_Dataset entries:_
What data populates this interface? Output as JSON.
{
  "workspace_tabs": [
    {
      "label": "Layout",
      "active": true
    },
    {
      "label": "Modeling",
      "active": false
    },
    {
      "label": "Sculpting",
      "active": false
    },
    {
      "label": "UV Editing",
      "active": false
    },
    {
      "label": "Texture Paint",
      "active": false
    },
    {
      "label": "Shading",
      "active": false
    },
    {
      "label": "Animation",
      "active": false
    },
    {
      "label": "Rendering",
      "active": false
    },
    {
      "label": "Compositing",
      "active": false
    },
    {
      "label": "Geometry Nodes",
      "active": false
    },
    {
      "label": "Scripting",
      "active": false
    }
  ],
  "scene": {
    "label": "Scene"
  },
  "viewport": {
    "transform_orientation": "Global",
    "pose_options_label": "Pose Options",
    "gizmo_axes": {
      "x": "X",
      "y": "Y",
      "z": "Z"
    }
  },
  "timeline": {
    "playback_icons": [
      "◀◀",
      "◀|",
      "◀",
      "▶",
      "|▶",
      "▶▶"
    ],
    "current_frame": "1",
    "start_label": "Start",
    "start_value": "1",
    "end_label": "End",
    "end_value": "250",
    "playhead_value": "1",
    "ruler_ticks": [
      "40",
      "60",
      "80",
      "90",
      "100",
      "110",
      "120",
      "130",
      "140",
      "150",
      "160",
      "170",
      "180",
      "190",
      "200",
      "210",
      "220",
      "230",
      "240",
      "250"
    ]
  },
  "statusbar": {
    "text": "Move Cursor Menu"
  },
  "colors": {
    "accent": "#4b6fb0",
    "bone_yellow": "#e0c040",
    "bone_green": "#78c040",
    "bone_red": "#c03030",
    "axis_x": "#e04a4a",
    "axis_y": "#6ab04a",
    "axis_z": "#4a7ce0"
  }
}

_Task details:_ Reproduce each line of the material above precisely.

_Task output:_
What data populates this interface? Output as JSON.
{
  "workspace_tabs": [
    {
      "label": "Layout",
      "active": true
    },
    {
      "label": "Modeling",
      "active": false
    },
    {
      "label": "Sculpting",
      "active": false
    },
    {
      "label": "UV Editing",
      "active": false
    },
    {
      "label": "Texture Paint",
      "active": false
    },
    {
      "label": "Shading",
      "active": false
    },
    {
      "label": "Animation",
      "active": false
    },
    {
      "label": "Rendering",
      "active": false
    },
    {
      "label": "Compositing",
      "active": false
    },
    {
      "label": "Geometry Nodes",
      "active": false
    },
    {
      "label": "Scripting",
      "active": false
    }
  ],
  "scene": {
    "label": "Scene"
  },
  "viewport": {
    "transform_orientation": "Global",
    "pose_options_label": "Pose Options",
    "gizmo_axes": {
      "x": "X",
      "y": "Y",
      "z": "Z"
    }
  },
  "timeline": {
    "playback_icons": [
      "◀◀",
      "◀|",
      "◀",
      "▶",
      "|▶",
      "▶▶"
    ],
    "current_frame": "1",
    "start_label": "Start",
    "start_value": "1",
    "end_label": "End",
    "end_value": "250",
    "playhead_value": "1",
    "ruler_ticks": [
      "40",
      "60",
      "80",
      "90",
      "100",
      "110",
      "120",
      "130",
      "140",
      "150",
      "160",
      "170",
      "180",
      "190",
      "200",
      "210",
      "220",
      "230",
      "240",
      "250"
    ]
  },
  "statusbar": {
    "text": "Move Cursor Menu"
  },
  "colors": {
    "accent": "#4b6fb0",
    "bone_yellow": "#e0c040",
    "bone_green": "#78c040",
    "bone_red": "#c03030",
    "axis_x": "#e04a4a",
    "axis_y": "#6ab04a",
    "axis_z": "#4a7ce0"
  }
}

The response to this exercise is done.